All entries below need to be written out exactly, but without their pictures.

·····

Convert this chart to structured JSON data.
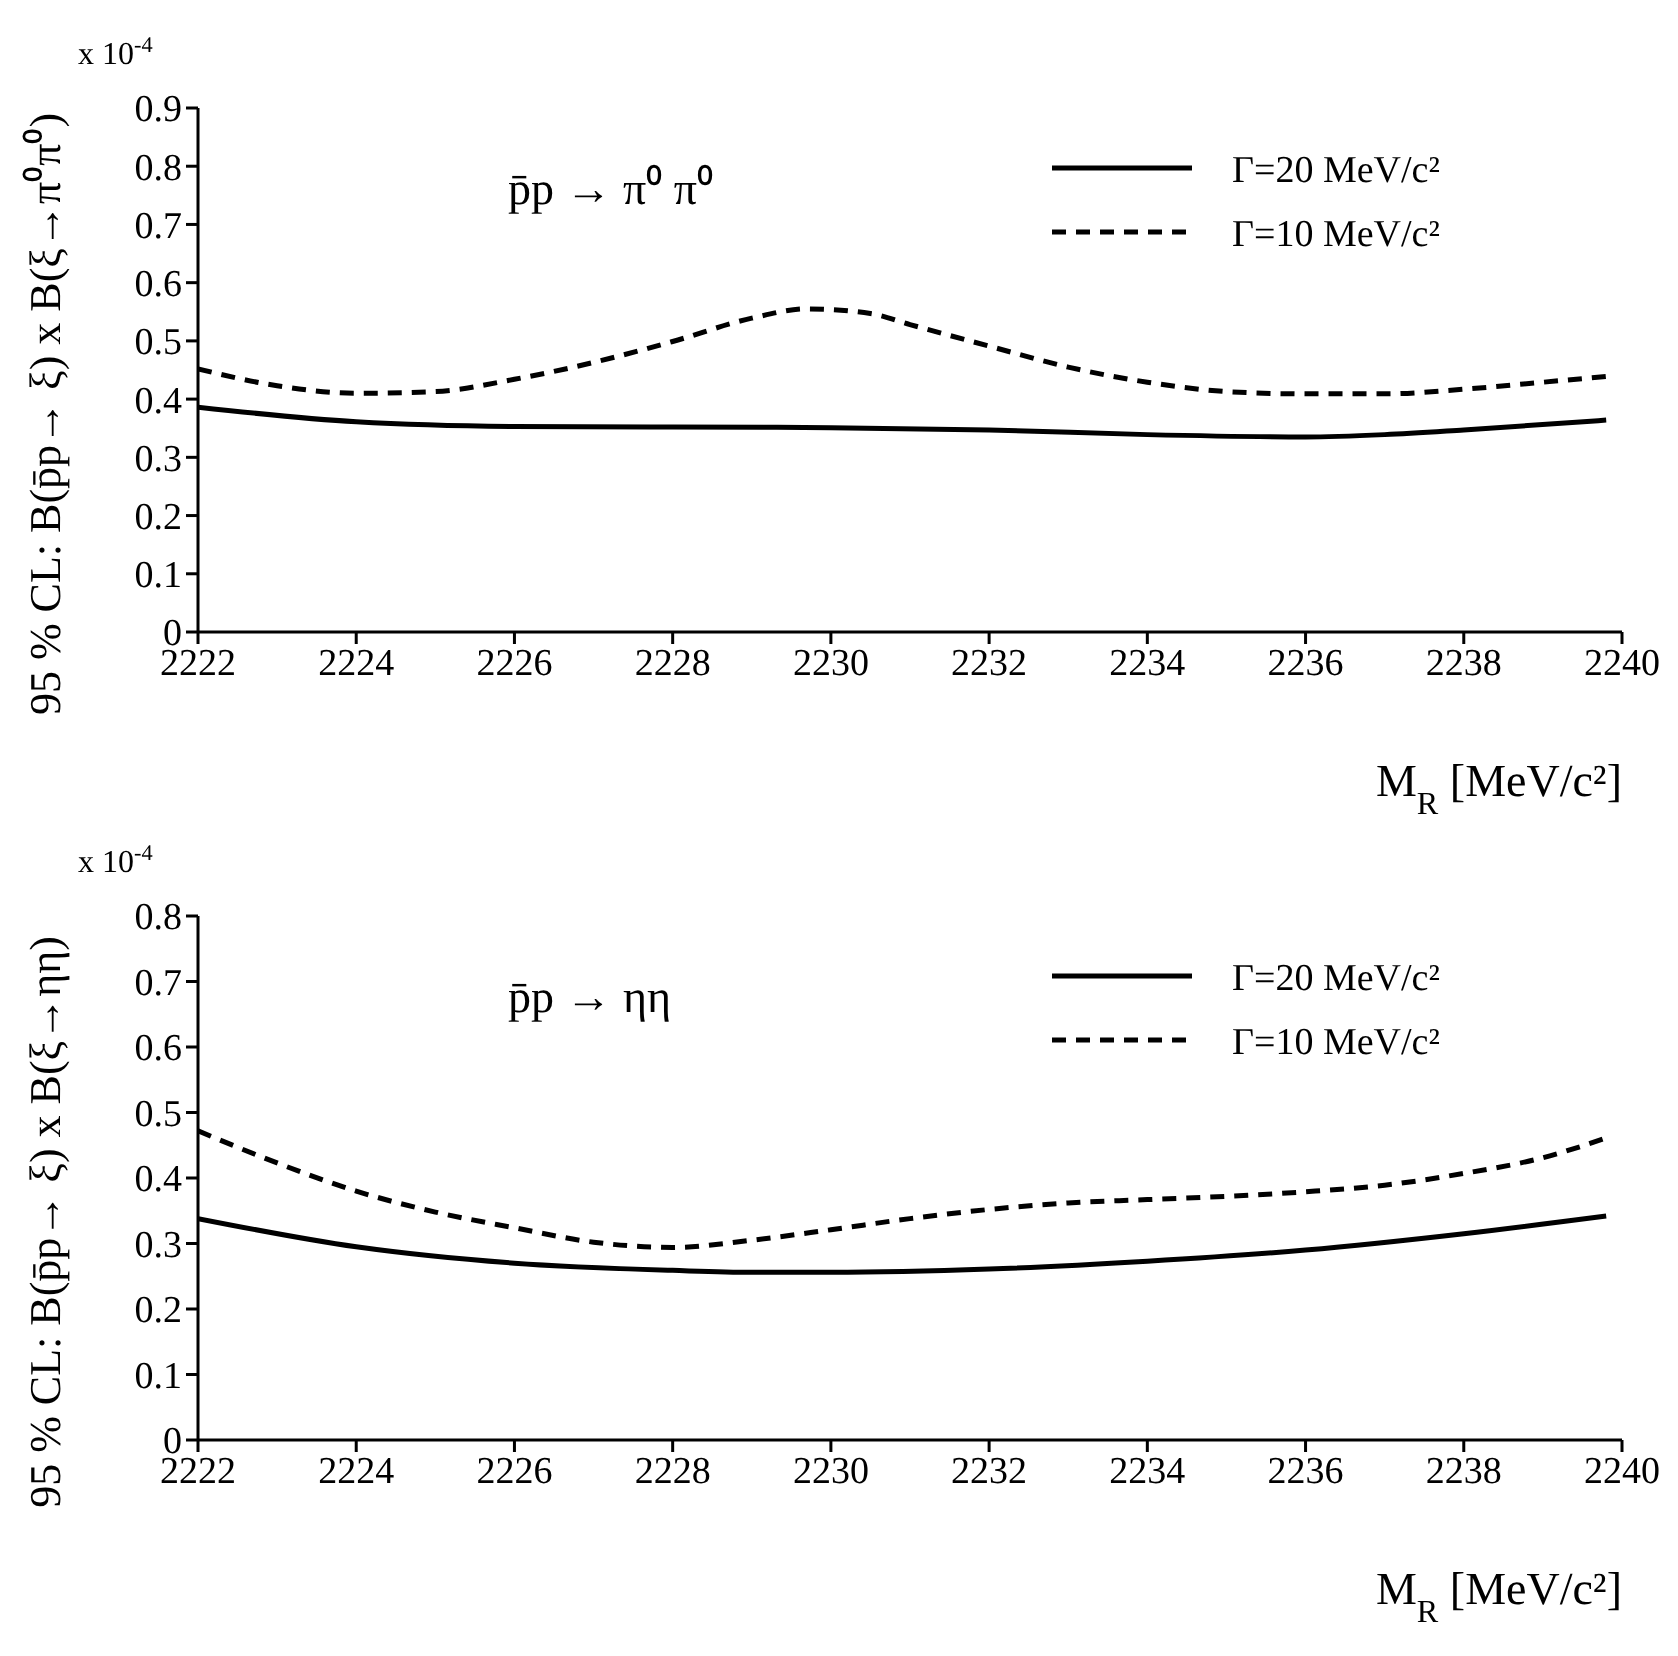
{
  "chart_data": [
    {
      "type": "line",
      "xlabel": "M$_{R}$ [MeV/c²]",
      "ylabel": "95 % CL: B(p̄p→ ξ) x B(ξ→π⁰π⁰)",
      "annotations": [
        "x 10$^{-4}$",
        "p̄p → π⁰ π⁰"
      ],
      "xlim": [
        2222,
        2240
      ],
      "xticks": [
        2222,
        2224,
        2226,
        2228,
        2230,
        2232,
        2234,
        2236,
        2238,
        2240
      ],
      "ylim": [
        0,
        0.9
      ],
      "yticks": [
        0,
        0.1,
        0.2,
        0.3,
        0.4,
        0.5,
        0.6,
        0.7,
        0.8,
        0.9
      ],
      "grid": false,
      "legend": "top right",
      "marker": "none",
      "series": [
        {
          "name": "Γ=20 MeV/c²",
          "color": "#000000",
          "line_style": "solid",
          "x": [
            2222,
            2224,
            2226,
            2228,
            2230,
            2232,
            2234,
            2236,
            2237,
            2238,
            2239.8
          ],
          "values": [
            0.386,
            0.361,
            0.353,
            0.352,
            0.351,
            0.347,
            0.339,
            0.335,
            0.339,
            0.347,
            0.364
          ]
        },
        {
          "name": "Γ=10 MeV/c²",
          "color": "#000000",
          "line_style": "dashed",
          "x": [
            2222,
            2223,
            2224,
            2225,
            2226,
            2227,
            2228,
            2229,
            2229.7,
            2230.5,
            2231,
            2232,
            2233,
            2234,
            2235,
            2236,
            2237,
            2238,
            2239,
            2239.8
          ],
          "values": [
            0.452,
            0.423,
            0.41,
            0.413,
            0.434,
            0.463,
            0.499,
            0.539,
            0.555,
            0.547,
            0.528,
            0.491,
            0.455,
            0.429,
            0.413,
            0.409,
            0.409,
            0.417,
            0.429,
            0.439
          ]
        }
      ]
    },
    {
      "type": "line",
      "xlabel": "M$_{R}$ [MeV/c²]",
      "ylabel": "95 % CL: B(p̄p→ ξ) x B(ξ→ηη)",
      "annotations": [
        "x 10$^{-4}$",
        "p̄p → ηη"
      ],
      "xlim": [
        2222,
        2240
      ],
      "xticks": [
        2222,
        2224,
        2226,
        2228,
        2230,
        2232,
        2234,
        2236,
        2238,
        2240
      ],
      "ylim": [
        0,
        0.8
      ],
      "yticks": [
        0,
        0.1,
        0.2,
        0.3,
        0.4,
        0.5,
        0.6,
        0.7,
        0.8
      ],
      "grid": false,
      "legend": "top right",
      "marker": "none",
      "series": [
        {
          "name": "Γ=20 MeV/c²",
          "color": "#000000",
          "line_style": "solid",
          "x": [
            2222,
            2224,
            2226,
            2228,
            2229,
            2230,
            2232,
            2234,
            2236,
            2238,
            2239.8
          ],
          "values": [
            0.338,
            0.295,
            0.27,
            0.259,
            0.256,
            0.256,
            0.261,
            0.273,
            0.29,
            0.315,
            0.342
          ]
        },
        {
          "name": "Γ=10 MeV/c²",
          "color": "#000000",
          "line_style": "dashed",
          "x": [
            2222,
            2223,
            2224,
            2225,
            2226,
            2227,
            2228,
            2229,
            2230,
            2231,
            2232,
            2233,
            2234,
            2235,
            2236,
            2237,
            2238,
            2239,
            2239.8
          ],
          "values": [
            0.472,
            0.423,
            0.38,
            0.348,
            0.324,
            0.302,
            0.294,
            0.305,
            0.321,
            0.338,
            0.352,
            0.362,
            0.367,
            0.372,
            0.379,
            0.389,
            0.407,
            0.431,
            0.461
          ]
        }
      ]
    }
  ]
}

·····

OUTPUT:
Convert this chart to structured JSON data.
{
  "chart_data": [
    {
      "type": "line",
      "xlabel": "M$_{R}$ [MeV/c²]",
      "ylabel": "95 % CL: B(p̄p→ ξ) x B(ξ→π⁰π⁰)",
      "annotations": [
        "x 10$^{-4}$",
        "p̄p → π⁰ π⁰"
      ],
      "xlim": [
        2222,
        2240
      ],
      "xticks": [
        2222,
        2224,
        2226,
        2228,
        2230,
        2232,
        2234,
        2236,
        2238,
        2240
      ],
      "ylim": [
        0,
        0.9
      ],
      "yticks": [
        0,
        0.1,
        0.2,
        0.3,
        0.4,
        0.5,
        0.6,
        0.7,
        0.8,
        0.9
      ],
      "grid": false,
      "legend": "top right",
      "marker": "none",
      "series": [
        {
          "name": "Γ=20 MeV/c²",
          "color": "#000000",
          "line_style": "solid",
          "x": [
            2222,
            2224,
            2226,
            2228,
            2230,
            2232,
            2234,
            2236,
            2237,
            2238,
            2239.8
          ],
          "values": [
            0.386,
            0.361,
            0.353,
            0.352,
            0.351,
            0.347,
            0.339,
            0.335,
            0.339,
            0.347,
            0.364
          ]
        },
        {
          "name": "Γ=10 MeV/c²",
          "color": "#000000",
          "line_style": "dashed",
          "x": [
            2222,
            2223,
            2224,
            2225,
            2226,
            2227,
            2228,
            2229,
            2229.7,
            2230.5,
            2231,
            2232,
            2233,
            2234,
            2235,
            2236,
            2237,
            2238,
            2239,
            2239.8
          ],
          "values": [
            0.452,
            0.423,
            0.41,
            0.413,
            0.434,
            0.463,
            0.499,
            0.539,
            0.555,
            0.547,
            0.528,
            0.491,
            0.455,
            0.429,
            0.413,
            0.409,
            0.409,
            0.417,
            0.429,
            0.439
          ]
        }
      ]
    },
    {
      "type": "line",
      "xlabel": "M$_{R}$ [MeV/c²]",
      "ylabel": "95 % CL: B(p̄p→ ξ) x B(ξ→ηη)",
      "annotations": [
        "x 10$^{-4}$",
        "p̄p → ηη"
      ],
      "xlim": [
        2222,
        2240
      ],
      "xticks": [
        2222,
        2224,
        2226,
        2228,
        2230,
        2232,
        2234,
        2236,
        2238,
        2240
      ],
      "ylim": [
        0,
        0.8
      ],
      "yticks": [
        0,
        0.1,
        0.2,
        0.3,
        0.4,
        0.5,
        0.6,
        0.7,
        0.8
      ],
      "grid": false,
      "legend": "top right",
      "marker": "none",
      "series": [
        {
          "name": "Γ=20 MeV/c²",
          "color": "#000000",
          "line_style": "solid",
          "x": [
            2222,
            2224,
            2226,
            2228,
            2229,
            2230,
            2232,
            2234,
            2236,
            2238,
            2239.8
          ],
          "values": [
            0.338,
            0.295,
            0.27,
            0.259,
            0.256,
            0.256,
            0.261,
            0.273,
            0.29,
            0.315,
            0.342
          ]
        },
        {
          "name": "Γ=10 MeV/c²",
          "color": "#000000",
          "line_style": "dashed",
          "x": [
            2222,
            2223,
            2224,
            2225,
            2226,
            2227,
            2228,
            2229,
            2230,
            2231,
            2232,
            2233,
            2234,
            2235,
            2236,
            2237,
            2238,
            2239,
            2239.8
          ],
          "values": [
            0.472,
            0.423,
            0.38,
            0.348,
            0.324,
            0.302,
            0.294,
            0.305,
            0.321,
            0.338,
            0.352,
            0.362,
            0.367,
            0.372,
            0.379,
            0.389,
            0.407,
            0.431,
            0.461
          ]
        }
      ]
    }
  ]
}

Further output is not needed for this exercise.